THE REQUEST: Copy each line that has the string "Sweep" somewhere in it.

EXERCISE INPUT:
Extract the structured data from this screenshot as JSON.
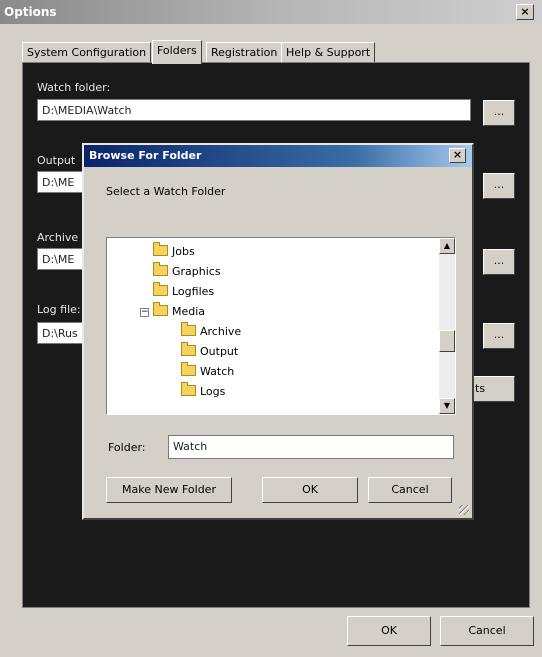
{
  "window": {
    "title": "Options",
    "close_glyph": "×"
  },
  "tabs": [
    {
      "label": "System Configuration",
      "active": false
    },
    {
      "label": "Folders",
      "active": true
    },
    {
      "label": "Registration",
      "active": false
    },
    {
      "label": "Help & Support",
      "active": false
    }
  ],
  "folders": {
    "watch_label": "Watch folder:",
    "watch_value": "D:\\MEDIA\\Watch",
    "output_label": "Output",
    "output_value": "D:\\ME",
    "archive_label": "Archive",
    "archive_value": "D:\\ME",
    "log_label": "Log file:",
    "log_value": "D:\\Rus",
    "browse_label": "...",
    "defaults_label_partial": "lts"
  },
  "footer": {
    "ok_label": "OK",
    "cancel_label": "Cancel"
  },
  "dialog": {
    "title": "Browse For Folder",
    "close_glyph": "×",
    "prompt": "Select a Watch Folder",
    "tree": [
      {
        "label": "Jobs",
        "level": 0
      },
      {
        "label": "Graphics",
        "level": 0
      },
      {
        "label": "Logfiles",
        "level": 0
      },
      {
        "label": "Media",
        "level": 0,
        "expander": "⊟"
      },
      {
        "label": "Archive",
        "level": 1
      },
      {
        "label": "Output",
        "level": 1
      },
      {
        "label": "Watch",
        "level": 1
      },
      {
        "label": "Logs",
        "level": 1
      }
    ],
    "folder_label": "Folder:",
    "folder_value": "Watch",
    "make_new_folder_label": "Make New Folder",
    "ok_label": "OK",
    "cancel_label": "Cancel"
  },
  "icons": {
    "folder": "folder-icon",
    "scroll_up": "▲",
    "scroll_down": "▼",
    "expander": "minus-box-icon"
  },
  "colors": {
    "panel_background": "#1a1a1a",
    "dialog_title_start": "#0a246a",
    "dialog_title_end": "#a6caf0",
    "folder_yellow": "#f4d35e"
  }
}
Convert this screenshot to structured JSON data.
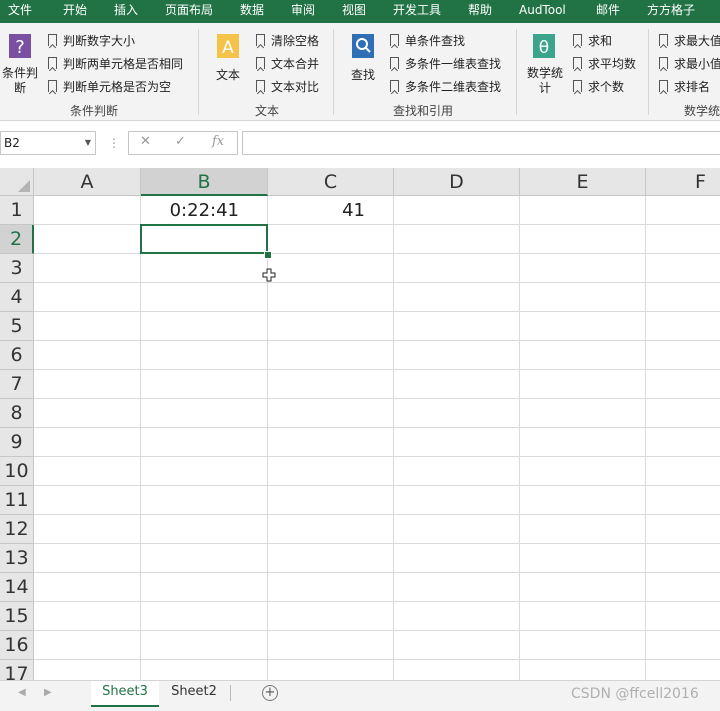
{
  "menu": [
    "文件",
    "开始",
    "插入",
    "页面布局",
    "数据",
    "审阅",
    "视图",
    "开发工具",
    "帮助",
    "AudTool",
    "邮件",
    "方方格子"
  ],
  "ribbon": {
    "groups": [
      {
        "name": "条件判断",
        "big_button": {
          "label": "条件判\n断",
          "icon": "question-icon"
        },
        "items": [
          "判断数字大小",
          "判断两单元格是否相同",
          "判断单元格是否为空"
        ]
      },
      {
        "name": "文本",
        "big_button": {
          "label": "文本",
          "icon": "text-a-icon"
        },
        "items": [
          "清除空格",
          "文本合并",
          "文本对比"
        ]
      },
      {
        "name": "查找和引用",
        "big_button": {
          "label": "查找",
          "icon": "search-icon"
        },
        "items": [
          "单条件查找",
          "多条件一维表查找",
          "多条件二维表查找"
        ]
      },
      {
        "name": "数学统",
        "big_button": {
          "label": "数学统\n计",
          "icon": "theta-icon"
        },
        "items": [
          "求和",
          "求平均数",
          "求个数",
          "求最大值",
          "求最小值",
          "求排名"
        ]
      }
    ]
  },
  "formula_bar": {
    "name_box": "B2",
    "cancel": "✕",
    "confirm": "✓",
    "fx": "fx",
    "formula": ""
  },
  "sheet": {
    "columns": [
      "A",
      "B",
      "C",
      "D",
      "E",
      "F"
    ],
    "rows": [
      "1",
      "2",
      "3",
      "4",
      "5",
      "6",
      "7",
      "8",
      "9",
      "10",
      "11",
      "12",
      "13",
      "14",
      "15",
      "16",
      "17"
    ],
    "cells": {
      "B1": "0:22:41",
      "C1": "41"
    },
    "selected": "B2"
  },
  "tabs": [
    "Sheet3",
    "Sheet2"
  ],
  "active_tab": "Sheet3",
  "watermark": "CSDN @ffcell2016",
  "colors": {
    "accent": "#217346"
  }
}
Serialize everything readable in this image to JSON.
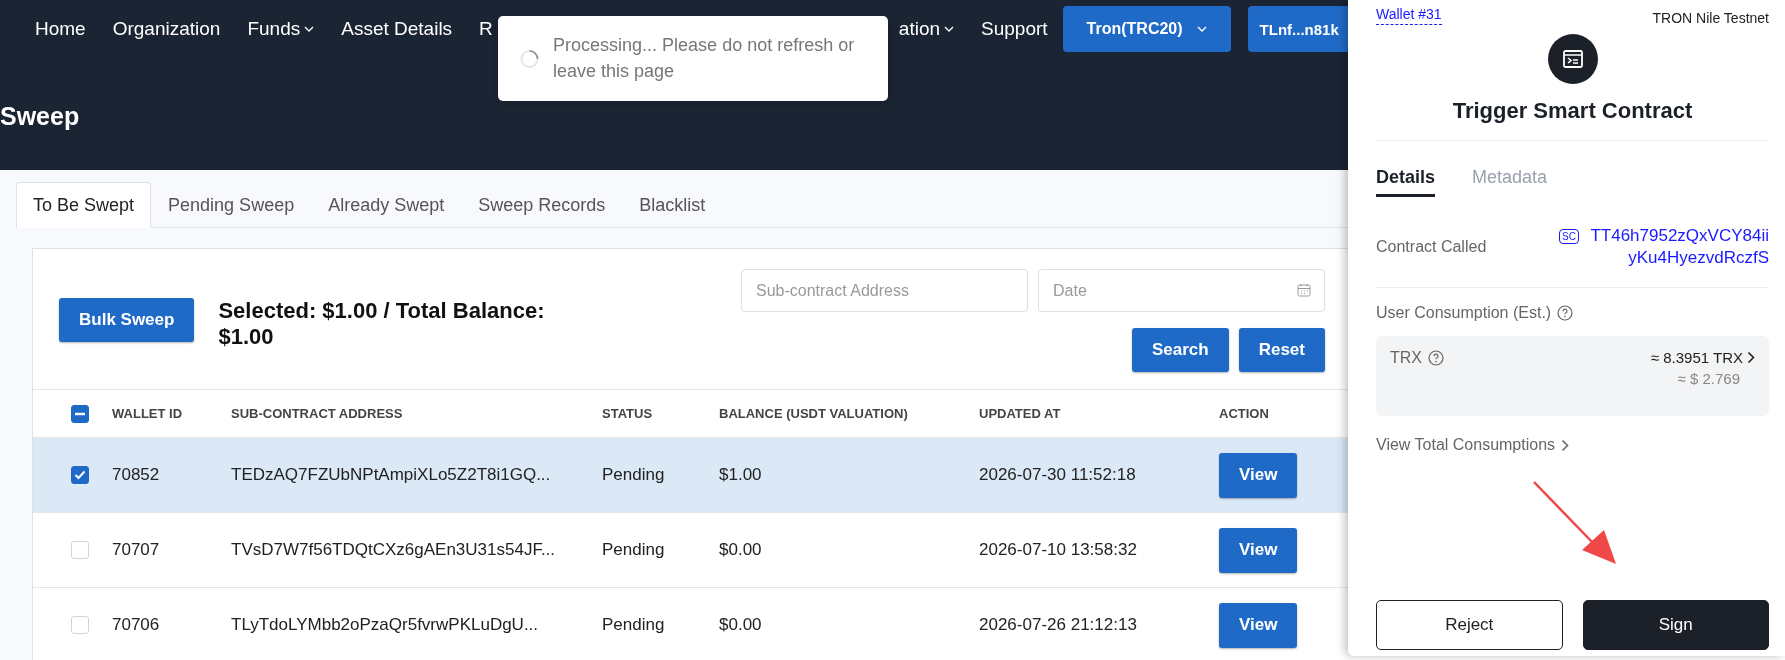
{
  "nav": {
    "items": [
      {
        "label": "Home",
        "dropdown": false
      },
      {
        "label": "Organization",
        "dropdown": false
      },
      {
        "label": "Funds",
        "dropdown": true
      },
      {
        "label": "Asset Details",
        "dropdown": false
      },
      {
        "label": "R",
        "dropdown": false
      },
      {
        "label": "ation",
        "dropdown": true
      },
      {
        "label": "Support",
        "dropdown": false
      }
    ],
    "network_button": "Tron(TRC20)",
    "account_button": "TLnf...n81k"
  },
  "toast": {
    "message": "Processing... Please do not refresh or leave this page"
  },
  "page_title": "Sweep",
  "tabs": [
    {
      "label": "To Be Swept",
      "selected": true
    },
    {
      "label": "Pending Sweep",
      "selected": false
    },
    {
      "label": "Already Swept",
      "selected": false
    },
    {
      "label": "Sweep Records",
      "selected": false
    },
    {
      "label": "Blacklist",
      "selected": false
    }
  ],
  "toolbar": {
    "bulk_button": "Bulk Sweep",
    "summary": "Selected: $1.00 / Total Balance: $1.00",
    "address_field": {
      "placeholder": "Sub-contract Address"
    },
    "date_field": {
      "placeholder": "Date"
    },
    "search_button": "Search",
    "reset_button": "Reset"
  },
  "table": {
    "select_all_indeterminate": true,
    "columns": [
      "WALLET ID",
      "SUB-CONTRACT ADDRESS",
      "STATUS",
      "BALANCE (USDT VALUATION)",
      "UPDATED AT",
      "ACTION"
    ],
    "rows": [
      {
        "selected": true,
        "wallet_id": "70852",
        "address": "TEDzAQ7FZUbNPtAmpiXLo5Z2T8i1GQ...",
        "status": "Pending",
        "balance": "$1.00",
        "updated_at": "2026-07-30 11:52:18",
        "action": "View"
      },
      {
        "selected": false,
        "wallet_id": "70707",
        "address": "TVsD7W7f56TDQtCXz6gAEn3U31s54JF...",
        "status": "Pending",
        "balance": "$0.00",
        "updated_at": "2026-07-10 13:58:32",
        "action": "View"
      },
      {
        "selected": false,
        "wallet_id": "70706",
        "address": "TLyTdoLYMbb2oPzaQr5fvrwPKLuDgU...",
        "status": "Pending",
        "balance": "$0.00",
        "updated_at": "2026-07-26 21:12:13",
        "action": "View"
      }
    ]
  },
  "wallet_popup": {
    "wallet": "Wallet #31",
    "network": "TRON Nile Testnet",
    "title": "Trigger Smart Contract",
    "tabs": [
      {
        "label": "Details",
        "selected": true
      },
      {
        "label": "Metadata",
        "selected": false
      }
    ],
    "contract_label": "Contract Called",
    "contract_badge": "SC",
    "contract_address": "TT46h7952zQxVCY84iiyKu4HyezvdRczfS",
    "consumption_label": "User Consumption (Est.)",
    "token": "TRX",
    "amount": "≈ 8.3951 TRX",
    "usd": "≈ $ 2.769",
    "view_total": "View Total Consumptions",
    "reject_button": "Reject",
    "sign_button": "Sign"
  }
}
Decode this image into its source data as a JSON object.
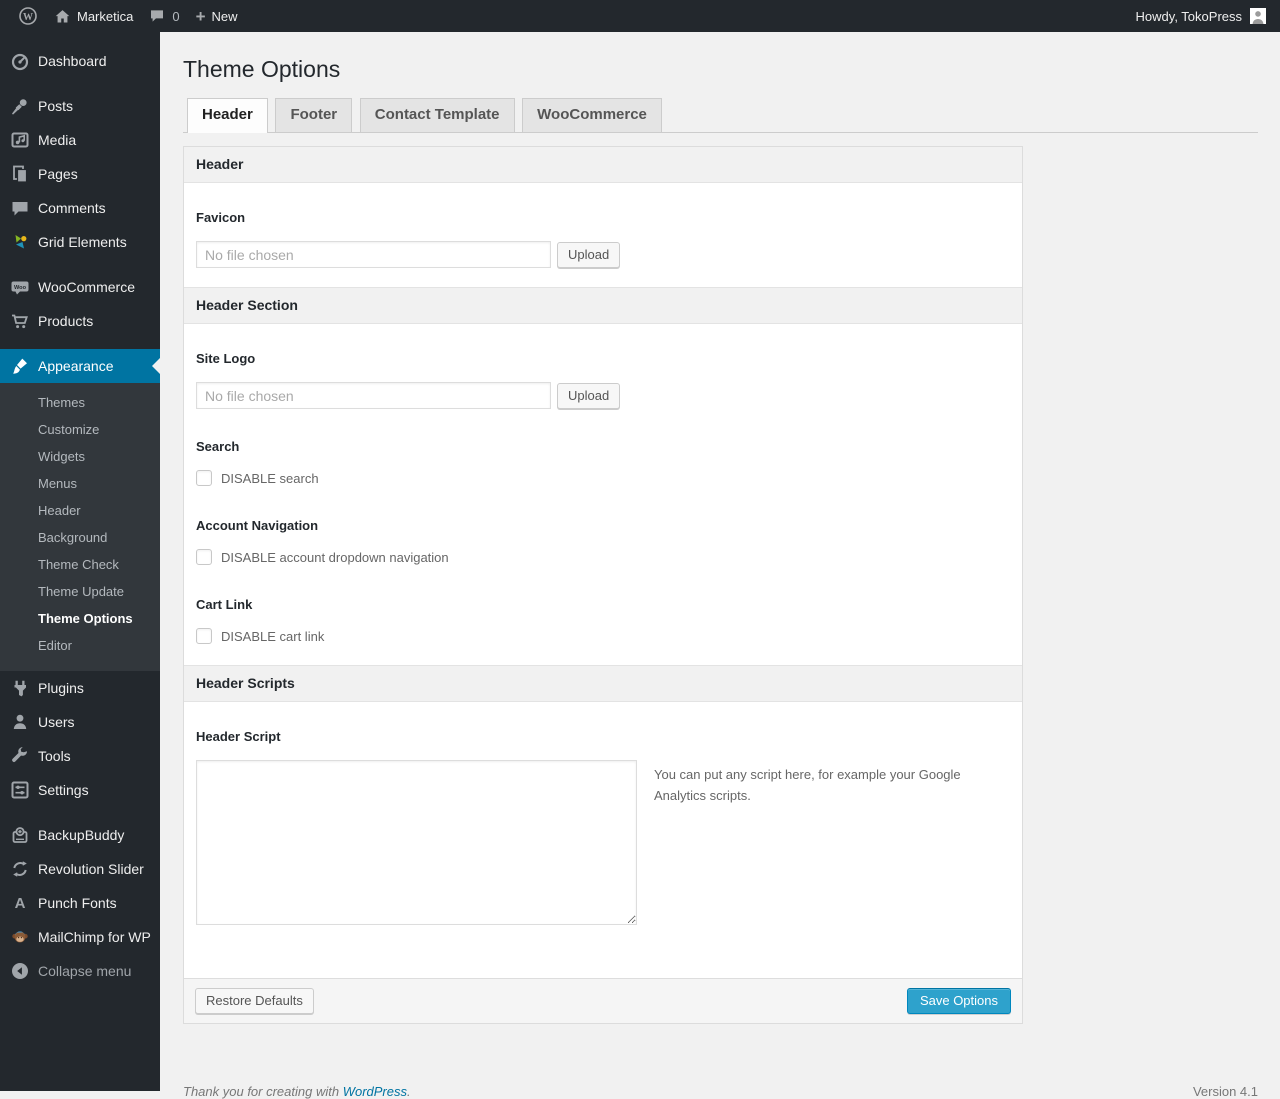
{
  "admin_bar": {
    "site_name": "Marketica",
    "comment_count": "0",
    "new_label": "New",
    "howdy": "Howdy, TokoPress"
  },
  "sidebar": {
    "items": [
      {
        "label": "Dashboard",
        "icon": "dashboard-icon"
      },
      {
        "label": "Posts",
        "icon": "pushpin-icon"
      },
      {
        "label": "Media",
        "icon": "media-icon"
      },
      {
        "label": "Pages",
        "icon": "pages-icon"
      },
      {
        "label": "Comments",
        "icon": "comment-icon"
      },
      {
        "label": "Grid Elements",
        "icon": "grid-elements-icon"
      },
      {
        "label": "WooCommerce",
        "icon": "woocommerce-icon"
      },
      {
        "label": "Products",
        "icon": "cart-icon"
      },
      {
        "label": "Appearance",
        "icon": "brush-icon",
        "active": true
      },
      {
        "label": "Plugins",
        "icon": "plug-icon"
      },
      {
        "label": "Users",
        "icon": "user-icon"
      },
      {
        "label": "Tools",
        "icon": "wrench-icon"
      },
      {
        "label": "Settings",
        "icon": "sliders-icon"
      },
      {
        "label": "BackupBuddy",
        "icon": "backup-icon"
      },
      {
        "label": "Revolution Slider",
        "icon": "cycle-arrows-icon"
      },
      {
        "label": "Punch Fonts",
        "icon": "letter-a-icon"
      },
      {
        "label": "MailChimp for WP",
        "icon": "monkey-icon"
      },
      {
        "label": "Collapse menu",
        "icon": "collapse-arrow-icon"
      }
    ],
    "appearance_submenu": {
      "items": [
        {
          "label": "Themes"
        },
        {
          "label": "Customize"
        },
        {
          "label": "Widgets"
        },
        {
          "label": "Menus"
        },
        {
          "label": "Header"
        },
        {
          "label": "Background"
        },
        {
          "label": "Theme Check"
        },
        {
          "label": "Theme Update"
        },
        {
          "label": "Theme Options",
          "current": true
        },
        {
          "label": "Editor"
        }
      ]
    }
  },
  "main": {
    "title": "Theme Options",
    "tabs": [
      {
        "label": "Header",
        "active": true
      },
      {
        "label": "Footer",
        "active": false
      },
      {
        "label": "Contact Template",
        "active": false
      },
      {
        "label": "WooCommerce",
        "active": false
      }
    ]
  },
  "panel": {
    "section_header": {
      "heading": "Header"
    },
    "favicon": {
      "label": "Favicon",
      "placeholder": "No file chosen",
      "button": "Upload"
    },
    "section_header_section": {
      "heading": "Header Section"
    },
    "site_logo": {
      "label": "Site Logo",
      "placeholder": "No file chosen",
      "button": "Upload"
    },
    "search": {
      "label": "Search",
      "checkbox_label": "DISABLE search",
      "checked": false
    },
    "account_navigation": {
      "label": "Account Navigation",
      "checkbox_label": "DISABLE account dropdown navigation",
      "checked": false
    },
    "cart_link": {
      "label": "Cart Link",
      "checkbox_label": "DISABLE cart link",
      "checked": false
    },
    "section_header_scripts": {
      "heading": "Header Scripts"
    },
    "header_script": {
      "label": "Header Script",
      "value": "",
      "help": "You can put any script here, for example your Google Analytics scripts."
    },
    "footer": {
      "restore_label": "Restore Defaults",
      "save_label": "Save Options"
    }
  },
  "page_footer": {
    "thanks_text": "Thank you for creating with",
    "wordpress_link": "WordPress",
    "suffix": ".",
    "version": "Version 4.1"
  },
  "colors": {
    "admin_bar_bg": "#23282d",
    "submenu_bg": "#32373c",
    "active_menu": "#0074a2",
    "primary_button": "#2ea2cc",
    "content_bg": "#f1f1f1"
  }
}
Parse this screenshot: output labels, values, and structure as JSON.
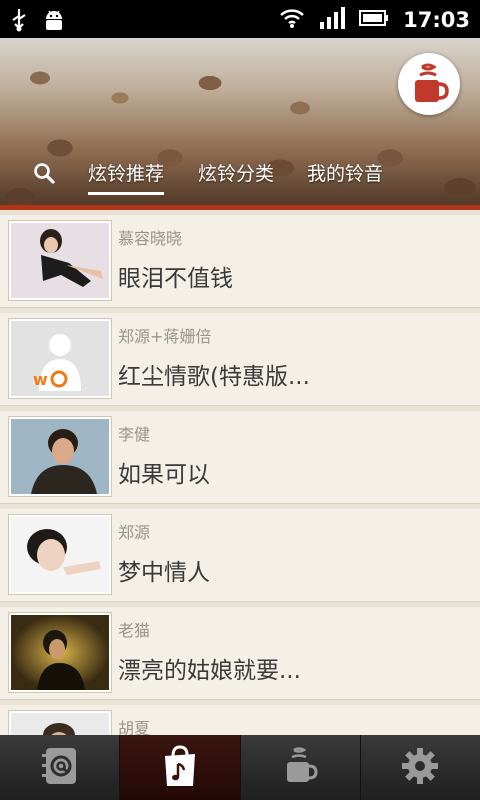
{
  "status_bar": {
    "time": "17:03",
    "left_icons": [
      "usb-icon",
      "android-debug-icon"
    ],
    "right_icons": [
      "wifi-icon",
      "signal-icon",
      "battery-icon"
    ]
  },
  "header": {
    "logo_icon": "coffee-cup-icon",
    "search_icon": "search-icon",
    "tabs": [
      {
        "label": "炫铃推荐",
        "active": true
      },
      {
        "label": "炫铃分类",
        "active": false
      },
      {
        "label": "我的铃音",
        "active": false
      }
    ],
    "accent_color": "#b03418"
  },
  "songs": [
    {
      "artist": "慕容晓晓",
      "title": "眼泪不值钱"
    },
    {
      "artist": "郑源+蒋姗倍",
      "title": "红尘情歌(特惠版..."
    },
    {
      "artist": "李健",
      "title": "如果可以"
    },
    {
      "artist": "郑源",
      "title": "梦中情人"
    },
    {
      "artist": "老猫",
      "title": "漂亮的姑娘就要..."
    },
    {
      "artist": "胡夏",
      "title": ""
    }
  ],
  "bottom_nav": [
    {
      "icon": "contacts-at-icon",
      "active": false
    },
    {
      "icon": "music-bag-icon",
      "active": true
    },
    {
      "icon": "coffee-cup-icon",
      "active": false
    },
    {
      "icon": "gear-icon",
      "active": false
    }
  ]
}
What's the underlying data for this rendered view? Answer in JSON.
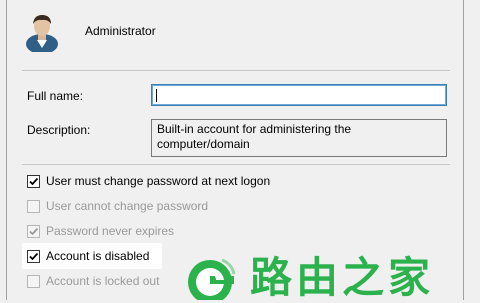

TASK RESPONSE:
  "page_title": "Sweep",
      "label": "Pending Sweep",
      "label": "Sweep Records",
    "bulk_button": "Bulk Sweep",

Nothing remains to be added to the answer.